** START OF Records supplied **
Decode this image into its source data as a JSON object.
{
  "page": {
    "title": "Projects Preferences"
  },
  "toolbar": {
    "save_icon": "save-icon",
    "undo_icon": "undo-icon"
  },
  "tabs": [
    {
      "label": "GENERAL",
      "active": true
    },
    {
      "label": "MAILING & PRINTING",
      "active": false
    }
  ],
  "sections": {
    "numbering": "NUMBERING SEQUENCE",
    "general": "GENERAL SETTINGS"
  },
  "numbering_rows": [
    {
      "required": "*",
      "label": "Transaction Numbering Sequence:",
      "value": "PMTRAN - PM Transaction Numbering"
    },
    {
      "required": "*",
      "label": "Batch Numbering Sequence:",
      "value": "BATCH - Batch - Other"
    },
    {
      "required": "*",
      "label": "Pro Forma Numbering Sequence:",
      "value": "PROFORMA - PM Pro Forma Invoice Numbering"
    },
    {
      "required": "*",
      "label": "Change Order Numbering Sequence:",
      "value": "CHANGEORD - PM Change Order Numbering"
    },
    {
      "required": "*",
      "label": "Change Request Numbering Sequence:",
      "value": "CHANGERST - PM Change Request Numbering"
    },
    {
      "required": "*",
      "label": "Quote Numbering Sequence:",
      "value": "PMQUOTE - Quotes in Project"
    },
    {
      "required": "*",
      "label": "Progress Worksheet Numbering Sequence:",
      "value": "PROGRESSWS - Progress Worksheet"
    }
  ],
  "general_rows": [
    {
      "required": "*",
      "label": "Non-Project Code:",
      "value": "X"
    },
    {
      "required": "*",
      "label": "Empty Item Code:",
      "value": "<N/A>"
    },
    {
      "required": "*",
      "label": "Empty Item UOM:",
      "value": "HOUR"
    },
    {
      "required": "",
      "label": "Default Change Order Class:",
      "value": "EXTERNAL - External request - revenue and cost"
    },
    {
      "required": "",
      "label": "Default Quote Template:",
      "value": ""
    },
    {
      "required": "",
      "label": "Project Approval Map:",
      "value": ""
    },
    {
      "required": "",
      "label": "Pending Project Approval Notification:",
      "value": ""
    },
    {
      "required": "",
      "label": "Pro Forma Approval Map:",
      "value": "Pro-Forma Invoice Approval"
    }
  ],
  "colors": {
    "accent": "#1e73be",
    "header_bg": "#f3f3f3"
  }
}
** END OF Records supplied **
▶ Written request: Go through the entries and return each line where the word "Change" appears.

▶ Right answer:
      "label": "Change Order Numbering Sequence:",
      "value": "CHANGEORD - PM Change Order Numbering"
      "label": "Change Request Numbering Sequence:",
      "value": "CHANGERST - PM Change Request Numbering"
      "label": "Default Change Order Class:",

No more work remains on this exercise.